Would you retype all of these records exactly?

***** Provided material

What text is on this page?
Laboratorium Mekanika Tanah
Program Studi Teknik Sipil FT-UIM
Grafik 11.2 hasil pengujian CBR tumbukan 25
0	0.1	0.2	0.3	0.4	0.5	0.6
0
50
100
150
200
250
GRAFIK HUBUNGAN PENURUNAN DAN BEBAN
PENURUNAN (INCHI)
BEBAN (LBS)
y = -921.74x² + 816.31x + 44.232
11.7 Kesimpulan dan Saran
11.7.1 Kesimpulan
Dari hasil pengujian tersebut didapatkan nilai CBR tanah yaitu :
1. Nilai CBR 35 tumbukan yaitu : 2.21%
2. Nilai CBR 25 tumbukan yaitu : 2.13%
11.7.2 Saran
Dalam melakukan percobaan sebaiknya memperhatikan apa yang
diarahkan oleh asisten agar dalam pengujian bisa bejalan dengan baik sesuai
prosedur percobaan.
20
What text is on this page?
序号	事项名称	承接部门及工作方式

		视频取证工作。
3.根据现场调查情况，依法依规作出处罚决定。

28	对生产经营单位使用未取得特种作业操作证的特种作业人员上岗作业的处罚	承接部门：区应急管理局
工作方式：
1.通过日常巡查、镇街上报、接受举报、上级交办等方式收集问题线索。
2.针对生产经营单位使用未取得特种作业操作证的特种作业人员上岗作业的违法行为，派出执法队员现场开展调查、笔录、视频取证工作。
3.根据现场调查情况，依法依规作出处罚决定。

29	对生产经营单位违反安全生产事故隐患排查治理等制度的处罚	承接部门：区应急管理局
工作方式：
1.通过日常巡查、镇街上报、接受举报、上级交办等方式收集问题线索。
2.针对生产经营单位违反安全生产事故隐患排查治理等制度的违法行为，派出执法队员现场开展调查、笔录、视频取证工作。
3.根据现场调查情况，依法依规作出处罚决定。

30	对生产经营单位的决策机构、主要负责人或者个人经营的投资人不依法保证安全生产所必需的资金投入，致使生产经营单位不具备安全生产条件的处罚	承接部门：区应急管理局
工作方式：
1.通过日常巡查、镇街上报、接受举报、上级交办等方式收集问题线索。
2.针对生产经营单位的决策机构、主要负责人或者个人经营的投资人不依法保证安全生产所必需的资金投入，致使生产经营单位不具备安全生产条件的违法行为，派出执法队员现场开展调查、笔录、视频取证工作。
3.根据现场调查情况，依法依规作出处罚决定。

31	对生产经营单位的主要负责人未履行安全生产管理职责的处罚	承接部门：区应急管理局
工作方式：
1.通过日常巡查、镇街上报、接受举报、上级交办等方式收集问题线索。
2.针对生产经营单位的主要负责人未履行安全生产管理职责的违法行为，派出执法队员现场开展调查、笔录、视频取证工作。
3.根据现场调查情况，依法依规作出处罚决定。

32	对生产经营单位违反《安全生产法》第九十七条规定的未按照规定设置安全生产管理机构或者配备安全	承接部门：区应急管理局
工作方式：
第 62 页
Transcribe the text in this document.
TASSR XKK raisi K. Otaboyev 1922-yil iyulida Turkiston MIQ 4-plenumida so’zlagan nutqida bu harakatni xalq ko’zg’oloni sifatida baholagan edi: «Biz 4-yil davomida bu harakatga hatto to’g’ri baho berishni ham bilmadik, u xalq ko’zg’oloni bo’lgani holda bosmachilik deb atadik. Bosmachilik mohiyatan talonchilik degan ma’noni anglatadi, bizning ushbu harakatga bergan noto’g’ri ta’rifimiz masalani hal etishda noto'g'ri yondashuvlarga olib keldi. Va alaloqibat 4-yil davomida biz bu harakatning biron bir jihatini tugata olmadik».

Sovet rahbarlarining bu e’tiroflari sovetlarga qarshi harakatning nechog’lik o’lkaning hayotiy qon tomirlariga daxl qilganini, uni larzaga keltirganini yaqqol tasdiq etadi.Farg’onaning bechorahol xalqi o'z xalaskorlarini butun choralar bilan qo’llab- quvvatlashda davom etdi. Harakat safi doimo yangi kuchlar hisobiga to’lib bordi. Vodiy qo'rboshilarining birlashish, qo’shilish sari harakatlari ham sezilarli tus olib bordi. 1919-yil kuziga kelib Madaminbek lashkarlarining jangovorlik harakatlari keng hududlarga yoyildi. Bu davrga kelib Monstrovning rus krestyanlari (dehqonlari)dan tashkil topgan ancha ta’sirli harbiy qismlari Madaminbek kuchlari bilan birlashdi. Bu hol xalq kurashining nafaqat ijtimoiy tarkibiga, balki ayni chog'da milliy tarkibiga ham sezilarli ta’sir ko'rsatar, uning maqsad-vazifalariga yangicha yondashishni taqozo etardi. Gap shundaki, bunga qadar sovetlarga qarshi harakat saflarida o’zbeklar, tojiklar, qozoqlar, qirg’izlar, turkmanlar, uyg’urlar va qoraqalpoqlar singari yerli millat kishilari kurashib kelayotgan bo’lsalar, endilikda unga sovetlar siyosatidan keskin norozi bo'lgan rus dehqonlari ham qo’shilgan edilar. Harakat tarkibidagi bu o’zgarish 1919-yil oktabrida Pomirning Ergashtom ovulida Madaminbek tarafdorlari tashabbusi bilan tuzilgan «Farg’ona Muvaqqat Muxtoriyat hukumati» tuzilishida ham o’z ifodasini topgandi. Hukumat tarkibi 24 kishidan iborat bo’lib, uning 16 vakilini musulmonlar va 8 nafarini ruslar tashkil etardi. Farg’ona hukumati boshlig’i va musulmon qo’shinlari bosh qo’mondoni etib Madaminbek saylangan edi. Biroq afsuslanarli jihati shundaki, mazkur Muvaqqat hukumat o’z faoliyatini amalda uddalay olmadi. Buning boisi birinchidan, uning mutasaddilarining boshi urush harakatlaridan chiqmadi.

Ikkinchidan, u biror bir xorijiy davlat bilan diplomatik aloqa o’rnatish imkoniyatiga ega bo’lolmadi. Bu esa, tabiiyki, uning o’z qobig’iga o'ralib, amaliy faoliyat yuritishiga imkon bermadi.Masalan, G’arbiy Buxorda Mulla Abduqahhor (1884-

**********

## Exercise output
What text is on this page?
Laboratorium Mekanika Tanah
Program Studi Teknik Sipil FT-UIM
Grafik 11.2 hasil pengujian CBR tumbukan 25
0	0.1	0.2	0.3	0.4	0.5	0.6
0
50
100
150
200
250
GRAFIK HUBUNGAN PENURUNAN DAN BEBAN
PENURUNAN (INCHI)
BEBAN (LBS)
y = -921.74x² + 816.31x + 44.232
11.7 Kesimpulan dan Saran
11.7.1 Kesimpulan
Dari hasil pengujian tersebut didapatkan nilai CBR tanah yaitu :
1. Nilai CBR 35 tumbukan yaitu : 2.21%
2. Nilai CBR 25 tumbukan yaitu : 2.13%
11.7.2 Saran
Dalam melakukan percobaan sebaiknya memperhatikan apa yang
diarahkan oleh asisten agar dalam pengujian bisa bejalan dengan baik sesuai
prosedur percobaan.
20
What text is on this page?
序号	事项名称	承接部门及工作方式

		视频取证工作。
3.根据现场调查情况，依法依规作出处罚决定。

28	对生产经营单位使用未取得特种作业操作证的特种作业人员上岗作业的处罚	承接部门：区应急管理局
工作方式：
1.通过日常巡查、镇街上报、接受举报、上级交办等方式收集问题线索。
2.针对生产经营单位使用未取得特种作业操作证的特种作业人员上岗作业的违法行为，派出执法队员现场开展调查、笔录、视频取证工作。
3.根据现场调查情况，依法依规作出处罚决定。

29	对生产经营单位违反安全生产事故隐患排查治理等制度的处罚	承接部门：区应急管理局
工作方式：
1.通过日常巡查、镇街上报、接受举报、上级交办等方式收集问题线索。
2.针对生产经营单位违反安全生产事故隐患排查治理等制度的违法行为，派出执法队员现场开展调查、笔录、视频取证工作。
3.根据现场调查情况，依法依规作出处罚决定。

30	对生产经营单位的决策机构、主要负责人或者个人经营的投资人不依法保证安全生产所必需的资金投入，致使生产经营单位不具备安全生产条件的处罚	承接部门：区应急管理局
工作方式：
1.通过日常巡查、镇街上报、接受举报、上级交办等方式收集问题线索。
2.针对生产经营单位的决策机构、主要负责人或者个人经营的投资人不依法保证安全生产所必需的资金投入，致使生产经营单位不具备安全生产条件的违法行为，派出执法队员现场开展调查、笔录、视频取证工作。
3.根据现场调查情况，依法依规作出处罚决定。

31	对生产经营单位的主要负责人未履行安全生产管理职责的处罚	承接部门：区应急管理局
工作方式：
1.通过日常巡查、镇街上报、接受举报、上级交办等方式收集问题线索。
2.针对生产经营单位的主要负责人未履行安全生产管理职责的违法行为，派出执法队员现场开展调查、笔录、视频取证工作。
3.根据现场调查情况，依法依规作出处罚决定。

32	对生产经营单位违反《安全生产法》第九十七条规定的未按照规定设置安全生产管理机构或者配备安全	承接部门：区应急管理局
工作方式：
第 62 页
Transcribe the text in this document.
TASSR XKK raisi K. Otaboyev 1922-yil iyulida Turkiston MIQ 4-plenumida so’zlagan nutqida bu harakatni xalq ko’zg’oloni sifatida baholagan edi: «Biz 4-yil davomida bu harakatga hatto to’g’ri baho berishni ham bilmadik, u xalq ko’zg’oloni bo’lgani holda bosmachilik deb atadik. Bosmachilik mohiyatan talonchilik degan ma’noni anglatadi, bizning ushbu harakatga bergan noto’g’ri ta’rifimiz masalani hal etishda noto'g'ri yondashuvlarga olib keldi. Va alaloqibat 4-yil davomida biz bu harakatning biron bir jihatini tugata olmadik».

Sovet rahbarlarining bu e’tiroflari sovetlarga qarshi harakatning nechog’lik o’lkaning hayotiy qon tomirlariga daxl qilganini, uni larzaga keltirganini yaqqol tasdiq etadi.Farg’onaning bechorahol xalqi o'z xalaskorlarini butun choralar bilan qo’llab- quvvatlashda davom etdi. Harakat safi doimo yangi kuchlar hisobiga to’lib bordi. Vodiy qo'rboshilarining birlashish, qo’shilish sari harakatlari ham sezilarli tus olib bordi. 1919-yil kuziga kelib Madaminbek lashkarlarining jangovorlik harakatlari keng hududlarga yoyildi. Bu davrga kelib Monstrovning rus krestyanlari (dehqonlari)dan tashkil topgan ancha ta’sirli harbiy qismlari Madaminbek kuchlari bilan birlashdi. Bu hol xalq kurashining nafaqat ijtimoiy tarkibiga, balki ayni chog'da milliy tarkibiga ham sezilarli ta’sir ko'rsatar, uning maqsad-vazifalariga yangicha yondashishni taqozo etardi. Gap shundaki, bunga qadar sovetlarga qarshi harakat saflarida o’zbeklar, tojiklar, qozoqlar, qirg’izlar, turkmanlar, uyg’urlar va qoraqalpoqlar singari yerli millat kishilari kurashib kelayotgan bo’lsalar, endilikda unga sovetlar siyosatidan keskin norozi bo'lgan rus dehqonlari ham qo’shilgan edilar. Harakat tarkibidagi bu o’zgarish 1919-yil oktabrida Pomirning Ergashtom ovulida Madaminbek tarafdorlari tashabbusi bilan tuzilgan «Farg’ona Muvaqqat Muxtoriyat hukumati» tuzilishida ham o’z ifodasini topgandi. Hukumat tarkibi 24 kishidan iborat bo’lib, uning 16 vakilini musulmonlar va 8 nafarini ruslar tashkil etardi. Farg’ona hukumati boshlig’i va musulmon qo’shinlari bosh qo’mondoni etib Madaminbek saylangan edi. Biroq afsuslanarli jihati shundaki, mazkur Muvaqqat hukumat o’z faoliyatini amalda uddalay olmadi. Buning boisi birinchidan, uning mutasaddilarining boshi urush harakatlaridan chiqmadi.

Ikkinchidan, u biror bir xorijiy davlat bilan diplomatik aloqa o’rnatish imkoniyatiga ega bo’lolmadi. Bu esa, tabiiyki, uning o’z qobig’iga o'ralib, amaliy faoliyat yuritishiga imkon bermadi.Masalan, G’arbiy Buxorda Mulla Abduqahhor (1884-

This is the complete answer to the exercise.